* **GOAL**
Read the data and repeat all of it exactly.

------------------------------

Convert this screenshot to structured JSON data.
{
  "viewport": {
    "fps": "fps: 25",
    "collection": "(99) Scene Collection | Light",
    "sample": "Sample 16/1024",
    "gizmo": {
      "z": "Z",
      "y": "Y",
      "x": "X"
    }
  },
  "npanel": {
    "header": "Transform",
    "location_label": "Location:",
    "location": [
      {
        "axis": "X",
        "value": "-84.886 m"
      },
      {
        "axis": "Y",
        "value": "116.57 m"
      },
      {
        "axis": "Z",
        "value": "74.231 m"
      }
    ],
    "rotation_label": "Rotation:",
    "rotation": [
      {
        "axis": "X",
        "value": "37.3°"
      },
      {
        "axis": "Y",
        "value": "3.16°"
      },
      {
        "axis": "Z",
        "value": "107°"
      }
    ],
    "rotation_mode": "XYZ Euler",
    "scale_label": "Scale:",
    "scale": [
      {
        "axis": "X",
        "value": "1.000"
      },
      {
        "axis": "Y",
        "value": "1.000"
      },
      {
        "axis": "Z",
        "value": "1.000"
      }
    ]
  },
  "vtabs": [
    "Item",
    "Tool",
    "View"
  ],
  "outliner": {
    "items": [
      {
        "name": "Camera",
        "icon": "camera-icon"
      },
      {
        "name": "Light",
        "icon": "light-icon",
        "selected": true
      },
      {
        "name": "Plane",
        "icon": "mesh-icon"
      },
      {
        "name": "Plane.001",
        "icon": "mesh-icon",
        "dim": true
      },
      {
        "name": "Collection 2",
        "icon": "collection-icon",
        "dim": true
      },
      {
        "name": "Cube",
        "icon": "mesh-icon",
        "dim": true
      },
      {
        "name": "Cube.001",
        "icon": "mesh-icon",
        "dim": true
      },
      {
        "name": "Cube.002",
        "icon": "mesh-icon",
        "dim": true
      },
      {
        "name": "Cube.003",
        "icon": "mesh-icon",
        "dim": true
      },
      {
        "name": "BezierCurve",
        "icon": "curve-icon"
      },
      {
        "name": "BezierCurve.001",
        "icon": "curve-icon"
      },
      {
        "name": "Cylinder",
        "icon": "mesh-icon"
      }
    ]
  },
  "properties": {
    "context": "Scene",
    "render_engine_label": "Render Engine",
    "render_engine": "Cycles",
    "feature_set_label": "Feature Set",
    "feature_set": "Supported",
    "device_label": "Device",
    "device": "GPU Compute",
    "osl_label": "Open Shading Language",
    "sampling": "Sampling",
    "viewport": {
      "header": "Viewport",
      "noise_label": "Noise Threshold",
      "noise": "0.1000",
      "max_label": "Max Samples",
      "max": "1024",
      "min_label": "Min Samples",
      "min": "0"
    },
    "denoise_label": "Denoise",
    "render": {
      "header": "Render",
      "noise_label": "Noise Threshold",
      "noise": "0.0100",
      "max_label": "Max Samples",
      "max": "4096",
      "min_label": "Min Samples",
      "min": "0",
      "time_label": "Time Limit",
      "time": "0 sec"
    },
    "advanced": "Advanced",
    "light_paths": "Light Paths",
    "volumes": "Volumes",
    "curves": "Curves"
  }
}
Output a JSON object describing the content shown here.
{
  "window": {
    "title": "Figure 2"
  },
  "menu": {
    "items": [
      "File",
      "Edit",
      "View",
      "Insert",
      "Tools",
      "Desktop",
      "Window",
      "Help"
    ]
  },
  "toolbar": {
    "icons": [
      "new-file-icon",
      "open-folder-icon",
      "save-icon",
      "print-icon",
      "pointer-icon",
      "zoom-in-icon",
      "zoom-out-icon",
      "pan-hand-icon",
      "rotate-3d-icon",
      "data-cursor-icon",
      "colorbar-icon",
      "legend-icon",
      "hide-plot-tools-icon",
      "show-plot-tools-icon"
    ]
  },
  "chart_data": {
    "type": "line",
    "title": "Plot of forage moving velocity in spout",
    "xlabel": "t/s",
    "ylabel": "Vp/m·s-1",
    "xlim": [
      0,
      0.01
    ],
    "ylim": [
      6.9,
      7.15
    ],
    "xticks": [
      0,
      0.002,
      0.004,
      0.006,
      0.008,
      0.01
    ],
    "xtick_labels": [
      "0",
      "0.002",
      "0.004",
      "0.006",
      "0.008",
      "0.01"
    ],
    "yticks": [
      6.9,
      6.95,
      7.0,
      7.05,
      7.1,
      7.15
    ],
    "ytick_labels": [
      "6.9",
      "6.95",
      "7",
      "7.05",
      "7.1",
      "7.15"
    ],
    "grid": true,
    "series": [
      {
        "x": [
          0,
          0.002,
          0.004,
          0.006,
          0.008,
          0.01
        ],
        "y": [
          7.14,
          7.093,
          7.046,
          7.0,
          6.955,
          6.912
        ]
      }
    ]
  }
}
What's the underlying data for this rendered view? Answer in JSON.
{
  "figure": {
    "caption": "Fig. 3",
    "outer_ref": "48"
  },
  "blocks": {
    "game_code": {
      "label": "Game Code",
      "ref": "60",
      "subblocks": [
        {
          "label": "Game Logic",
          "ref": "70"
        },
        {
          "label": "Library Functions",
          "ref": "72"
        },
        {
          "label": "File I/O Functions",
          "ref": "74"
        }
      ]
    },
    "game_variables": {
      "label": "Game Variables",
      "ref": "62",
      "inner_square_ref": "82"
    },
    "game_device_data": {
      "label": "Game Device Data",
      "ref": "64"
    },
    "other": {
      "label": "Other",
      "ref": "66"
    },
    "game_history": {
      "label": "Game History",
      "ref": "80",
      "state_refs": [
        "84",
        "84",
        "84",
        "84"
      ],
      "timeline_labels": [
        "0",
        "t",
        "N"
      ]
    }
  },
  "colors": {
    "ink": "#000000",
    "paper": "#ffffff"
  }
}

------------------------------

* **OUTPUT FOR THIS EXERCISE**
Convert this screenshot to structured JSON data.
{
  "viewport": {
    "fps": "fps: 25",
    "collection": "(99) Scene Collection | Light",
    "sample": "Sample 16/1024",
    "gizmo": {
      "z": "Z",
      "y": "Y",
      "x": "X"
    }
  },
  "npanel": {
    "header": "Transform",
    "location_label": "Location:",
    "location": [
      {
        "axis": "X",
        "value": "-84.886 m"
      },
      {
        "axis": "Y",
        "value": "116.57 m"
      },
      {
        "axis": "Z",
        "value": "74.231 m"
      }
    ],
    "rotation_label": "Rotation:",
    "rotation": [
      {
        "axis": "X",
        "value": "37.3°"
      },
      {
        "axis": "Y",
        "value": "3.16°"
      },
      {
        "axis": "Z",
        "value": "107°"
      }
    ],
    "rotation_mode": "XYZ Euler",
    "scale_label": "Scale:",
    "scale": [
      {
        "axis": "X",
        "value": "1.000"
      },
      {
        "axis": "Y",
        "value": "1.000"
      },
      {
        "axis": "Z",
        "value": "1.000"
      }
    ]
  },
  "vtabs": [
    "Item",
    "Tool",
    "View"
  ],
  "outliner": {
    "items": [
      {
        "name": "Camera",
        "icon": "camera-icon"
      },
      {
        "name": "Light",
        "icon": "light-icon",
        "selected": true
      },
      {
        "name": "Plane",
        "icon": "mesh-icon"
      },
      {
        "name": "Plane.001",
        "icon": "mesh-icon",
        "dim": true
      },
      {
        "name": "Collection 2",
        "icon": "collection-icon",
        "dim": true
      },
      {
        "name": "Cube",
        "icon": "mesh-icon",
        "dim": true
      },
      {
        "name": "Cube.001",
        "icon": "mesh-icon",
        "dim": true
      },
      {
        "name": "Cube.002",
        "icon": "mesh-icon",
        "dim": true
      },
      {
        "name": "Cube.003",
        "icon": "mesh-icon",
        "dim": true
      },
      {
        "name": "BezierCurve",
        "icon": "curve-icon"
      },
      {
        "name": "BezierCurve.001",
        "icon": "curve-icon"
      },
      {
        "name": "Cylinder",
        "icon": "mesh-icon"
      }
    ]
  },
  "properties": {
    "context": "Scene",
    "render_engine_label": "Render Engine",
    "render_engine": "Cycles",
    "feature_set_label": "Feature Set",
    "feature_set": "Supported",
    "device_label": "Device",
    "device": "GPU Compute",
    "osl_label": "Open Shading Language",
    "sampling": "Sampling",
    "viewport": {
      "header": "Viewport",
      "noise_label": "Noise Threshold",
      "noise": "0.1000",
      "max_label": "Max Samples",
      "max": "1024",
      "min_label": "Min Samples",
      "min": "0"
    },
    "denoise_label": "Denoise",
    "render": {
      "header": "Render",
      "noise_label": "Noise Threshold",
      "noise": "0.0100",
      "max_label": "Max Samples",
      "max": "4096",
      "min_label": "Min Samples",
      "min": "0",
      "time_label": "Time Limit",
      "time": "0 sec"
    },
    "advanced": "Advanced",
    "light_paths": "Light Paths",
    "volumes": "Volumes",
    "curves": "Curves"
  }
}
Output a JSON object describing the content shown here.
{
  "window": {
    "title": "Figure 2"
  },
  "menu": {
    "items": [
      "File",
      "Edit",
      "View",
      "Insert",
      "Tools",
      "Desktop",
      "Window",
      "Help"
    ]
  },
  "toolbar": {
    "icons": [
      "new-file-icon",
      "open-folder-icon",
      "save-icon",
      "print-icon",
      "pointer-icon",
      "zoom-in-icon",
      "zoom-out-icon",
      "pan-hand-icon",
      "rotate-3d-icon",
      "data-cursor-icon",
      "colorbar-icon",
      "legend-icon",
      "hide-plot-tools-icon",
      "show-plot-tools-icon"
    ]
  },
  "chart_data": {
    "type": "line",
    "title": "Plot of forage moving velocity in spout",
    "xlabel": "t/s",
    "ylabel": "Vp/m·s-1",
    "xlim": [
      0,
      0.01
    ],
    "ylim": [
      6.9,
      7.15
    ],
    "xticks": [
      0,
      0.002,
      0.004,
      0.006,
      0.008,
      0.01
    ],
    "xtick_labels": [
      "0",
      "0.002",
      "0.004",
      "0.006",
      "0.008",
      "0.01"
    ],
    "yticks": [
      6.9,
      6.95,
      7.0,
      7.05,
      7.1,
      7.15
    ],
    "ytick_labels": [
      "6.9",
      "6.95",
      "7",
      "7.05",
      "7.1",
      "7.15"
    ],
    "grid": true,
    "series": [
      {
        "x": [
          0,
          0.002,
          0.004,
          0.006,
          0.008,
          0.01
        ],
        "y": [
          7.14,
          7.093,
          7.046,
          7.0,
          6.955,
          6.912
        ]
      }
    ]
  }
}
What's the underlying data for this rendered view? Answer in JSON.
{
  "figure": {
    "caption": "Fig. 3",
    "outer_ref": "48"
  },
  "blocks": {
    "game_code": {
      "label": "Game Code",
      "ref": "60",
      "subblocks": [
        {
          "label": "Game Logic",
          "ref": "70"
        },
        {
          "label": "Library Functions",
          "ref": "72"
        },
        {
          "label": "File I/O Functions",
          "ref": "74"
        }
      ]
    },
    "game_variables": {
      "label": "Game Variables",
      "ref": "62",
      "inner_square_ref": "82"
    },
    "game_device_data": {
      "label": "Game Device Data",
      "ref": "64"
    },
    "other": {
      "label": "Other",
      "ref": "66"
    },
    "game_history": {
      "label": "Game History",
      "ref": "80",
      "state_refs": [
        "84",
        "84",
        "84",
        "84"
      ],
      "timeline_labels": [
        "0",
        "t",
        "N"
      ]
    }
  },
  "colors": {
    "ink": "#000000",
    "paper": "#ffffff"
  }
}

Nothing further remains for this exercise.